WORK TO DO >>
Copy the data that follows exactly. Include no pictures.

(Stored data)
........
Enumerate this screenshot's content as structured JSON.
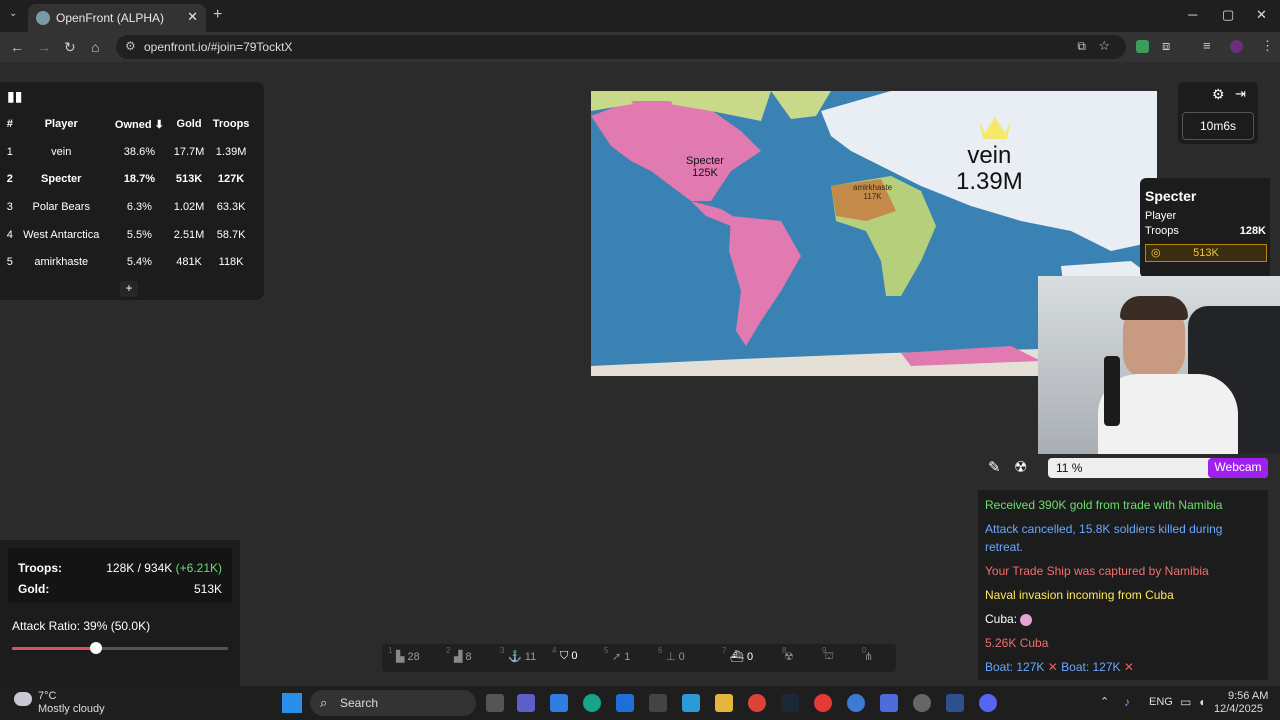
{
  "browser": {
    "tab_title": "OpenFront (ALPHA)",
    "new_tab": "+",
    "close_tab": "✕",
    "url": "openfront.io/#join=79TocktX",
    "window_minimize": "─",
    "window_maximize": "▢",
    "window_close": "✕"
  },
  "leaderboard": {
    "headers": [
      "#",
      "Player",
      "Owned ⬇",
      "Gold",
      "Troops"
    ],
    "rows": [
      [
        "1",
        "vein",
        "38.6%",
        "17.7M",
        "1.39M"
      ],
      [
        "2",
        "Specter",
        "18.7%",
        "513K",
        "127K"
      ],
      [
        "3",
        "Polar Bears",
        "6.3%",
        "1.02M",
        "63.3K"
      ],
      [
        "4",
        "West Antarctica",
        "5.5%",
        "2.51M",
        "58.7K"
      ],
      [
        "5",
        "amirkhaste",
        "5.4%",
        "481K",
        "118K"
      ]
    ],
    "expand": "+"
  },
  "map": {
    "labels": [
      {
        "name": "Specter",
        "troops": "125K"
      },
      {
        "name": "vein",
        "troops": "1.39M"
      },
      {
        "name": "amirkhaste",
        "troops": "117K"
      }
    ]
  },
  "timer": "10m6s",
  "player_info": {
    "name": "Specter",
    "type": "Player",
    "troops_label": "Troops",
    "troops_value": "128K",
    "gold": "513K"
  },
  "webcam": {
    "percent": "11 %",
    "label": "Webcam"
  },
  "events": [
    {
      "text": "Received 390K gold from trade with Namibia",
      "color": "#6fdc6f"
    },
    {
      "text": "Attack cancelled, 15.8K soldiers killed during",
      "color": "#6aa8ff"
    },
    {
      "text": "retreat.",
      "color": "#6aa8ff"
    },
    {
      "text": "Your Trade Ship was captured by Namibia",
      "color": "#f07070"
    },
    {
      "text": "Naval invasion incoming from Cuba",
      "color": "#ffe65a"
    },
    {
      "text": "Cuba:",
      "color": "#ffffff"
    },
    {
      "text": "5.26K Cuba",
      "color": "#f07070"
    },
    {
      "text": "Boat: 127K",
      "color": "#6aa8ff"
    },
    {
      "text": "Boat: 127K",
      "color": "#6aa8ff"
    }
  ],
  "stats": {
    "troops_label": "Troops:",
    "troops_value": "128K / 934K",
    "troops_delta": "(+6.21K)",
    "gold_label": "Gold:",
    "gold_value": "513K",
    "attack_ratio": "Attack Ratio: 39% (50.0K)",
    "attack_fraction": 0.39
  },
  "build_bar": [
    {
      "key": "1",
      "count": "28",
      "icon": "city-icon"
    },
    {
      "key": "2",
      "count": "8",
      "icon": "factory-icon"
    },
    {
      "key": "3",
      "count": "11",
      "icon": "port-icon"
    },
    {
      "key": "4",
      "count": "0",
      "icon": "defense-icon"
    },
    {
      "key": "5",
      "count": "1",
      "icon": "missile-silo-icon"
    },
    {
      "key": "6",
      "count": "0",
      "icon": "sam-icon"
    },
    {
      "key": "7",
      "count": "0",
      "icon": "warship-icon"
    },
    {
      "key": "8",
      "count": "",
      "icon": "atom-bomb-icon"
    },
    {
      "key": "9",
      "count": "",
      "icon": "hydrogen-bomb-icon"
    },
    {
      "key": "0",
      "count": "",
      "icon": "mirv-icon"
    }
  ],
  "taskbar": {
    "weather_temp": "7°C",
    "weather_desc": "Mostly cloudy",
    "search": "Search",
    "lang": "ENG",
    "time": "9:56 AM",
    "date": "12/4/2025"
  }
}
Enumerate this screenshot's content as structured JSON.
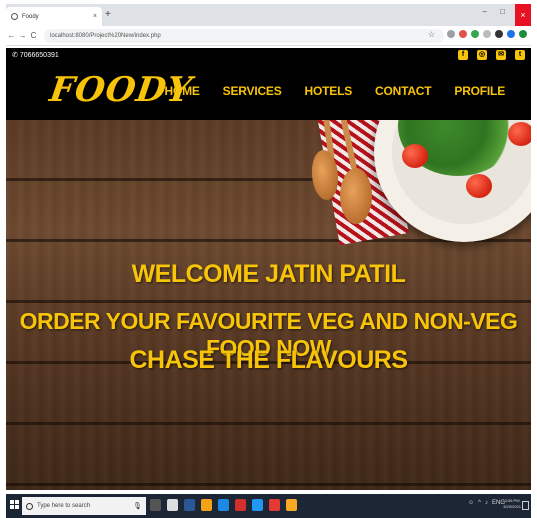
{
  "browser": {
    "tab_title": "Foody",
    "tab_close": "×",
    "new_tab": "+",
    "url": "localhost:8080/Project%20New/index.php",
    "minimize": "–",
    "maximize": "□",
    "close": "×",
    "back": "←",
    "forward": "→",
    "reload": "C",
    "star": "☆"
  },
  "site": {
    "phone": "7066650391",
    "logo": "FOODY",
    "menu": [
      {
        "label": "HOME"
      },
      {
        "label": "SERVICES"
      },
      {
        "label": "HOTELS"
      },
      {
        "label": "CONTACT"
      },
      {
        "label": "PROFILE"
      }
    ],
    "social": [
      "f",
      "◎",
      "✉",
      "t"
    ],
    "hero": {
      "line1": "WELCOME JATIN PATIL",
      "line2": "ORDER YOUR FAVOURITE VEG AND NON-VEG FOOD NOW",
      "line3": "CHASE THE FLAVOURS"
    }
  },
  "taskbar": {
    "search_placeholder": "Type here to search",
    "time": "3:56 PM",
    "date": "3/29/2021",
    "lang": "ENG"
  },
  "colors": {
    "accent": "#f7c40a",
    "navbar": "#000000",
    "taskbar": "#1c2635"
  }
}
........
EXERCISE OUTPUT >>
Enumerate this screenshot's content as structured JSON.
{
  "browser": {
    "tab_title": "OpenFront (ALPHA)",
    "new_tab": "+",
    "close_tab": "✕",
    "url": "openfront.io/#join=79TocktX",
    "window_minimize": "─",
    "window_maximize": "▢",
    "window_close": "✕"
  },
  "leaderboard": {
    "headers": [
      "#",
      "Player",
      "Owned ⬇",
      "Gold",
      "Troops"
    ],
    "rows": [
      [
        "1",
        "vein",
        "38.6%",
        "17.7M",
        "1.39M"
      ],
      [
        "2",
        "Specter",
        "18.7%",
        "513K",
        "127K"
      ],
      [
        "3",
        "Polar Bears",
        "6.3%",
        "1.02M",
        "63.3K"
      ],
      [
        "4",
        "West Antarctica",
        "5.5%",
        "2.51M",
        "58.7K"
      ],
      [
        "5",
        "amirkhaste",
        "5.4%",
        "481K",
        "118K"
      ]
    ],
    "expand": "+"
  },
  "map": {
    "labels": [
      {
        "name": "Specter",
        "troops": "125K"
      },
      {
        "name": "vein",
        "troops": "1.39M"
      },
      {
        "name": "amirkhaste",
        "troops": "117K"
      }
    ]
  },
  "timer": "10m6s",
  "player_info": {
    "name": "Specter",
    "type": "Player",
    "troops_label": "Troops",
    "troops_value": "128K",
    "gold": "513K"
  },
  "webcam": {
    "percent": "11 %",
    "label": "Webcam"
  },
  "events": [
    {
      "text": "Received 390K gold from trade with Namibia",
      "color": "#6fdc6f"
    },
    {
      "text": "Attack cancelled, 15.8K soldiers killed during",
      "color": "#6aa8ff"
    },
    {
      "text": "retreat.",
      "color": "#6aa8ff"
    },
    {
      "text": "Your Trade Ship was captured by Namibia",
      "color": "#f07070"
    },
    {
      "text": "Naval invasion incoming from Cuba",
      "color": "#ffe65a"
    },
    {
      "text": "Cuba:",
      "color": "#ffffff"
    },
    {
      "text": "5.26K Cuba",
      "color": "#f07070"
    },
    {
      "text": "Boat: 127K",
      "color": "#6aa8ff"
    },
    {
      "text": "Boat: 127K",
      "color": "#6aa8ff"
    }
  ],
  "stats": {
    "troops_label": "Troops:",
    "troops_value": "128K / 934K",
    "troops_delta": "(+6.21K)",
    "gold_label": "Gold:",
    "gold_value": "513K",
    "attack_ratio": "Attack Ratio: 39% (50.0K)",
    "attack_fraction": 0.39
  },
  "build_bar": [
    {
      "key": "1",
      "count": "28",
      "icon": "city-icon"
    },
    {
      "key": "2",
      "count": "8",
      "icon": "factory-icon"
    },
    {
      "key": "3",
      "count": "11",
      "icon": "port-icon"
    },
    {
      "key": "4",
      "count": "0",
      "icon": "defense-icon"
    },
    {
      "key": "5",
      "count": "1",
      "icon": "missile-silo-icon"
    },
    {
      "key": "6",
      "count": "0",
      "icon": "sam-icon"
    },
    {
      "key": "7",
      "count": "0",
      "icon": "warship-icon"
    },
    {
      "key": "8",
      "count": "",
      "icon": "atom-bomb-icon"
    },
    {
      "key": "9",
      "count": "",
      "icon": "hydrogen-bomb-icon"
    },
    {
      "key": "0",
      "count": "",
      "icon": "mirv-icon"
    }
  ],
  "taskbar": {
    "weather_temp": "7°C",
    "weather_desc": "Mostly cloudy",
    "search": "Search",
    "lang": "ENG",
    "time": "9:56 AM",
    "date": "12/4/2025"
  }
}
Enumerate this screenshot's content as structured JSON.
{
  "browser": {
    "tab_title": "Foody",
    "tab_close": "×",
    "new_tab": "+",
    "url": "localhost:8080/Project%20New/index.php",
    "minimize": "–",
    "maximize": "□",
    "close": "×",
    "back": "←",
    "forward": "→",
    "reload": "C",
    "star": "☆"
  },
  "site": {
    "phone": "7066650391",
    "logo": "FOODY",
    "menu": [
      {
        "label": "HOME"
      },
      {
        "label": "SERVICES"
      },
      {
        "label": "HOTELS"
      },
      {
        "label": "CONTACT"
      },
      {
        "label": "PROFILE"
      }
    ],
    "social": [
      "f",
      "◎",
      "✉",
      "t"
    ],
    "hero": {
      "line1": "WELCOME JATIN PATIL",
      "line2": "ORDER YOUR FAVOURITE VEG AND NON-VEG FOOD NOW",
      "line3": "CHASE THE FLAVOURS"
    }
  },
  "taskbar": {
    "search_placeholder": "Type here to search",
    "time": "3:56 PM",
    "date": "3/29/2021",
    "lang": "ENG"
  },
  "colors": {
    "accent": "#f7c40a",
    "navbar": "#000000",
    "taskbar": "#1c2635"
  }
}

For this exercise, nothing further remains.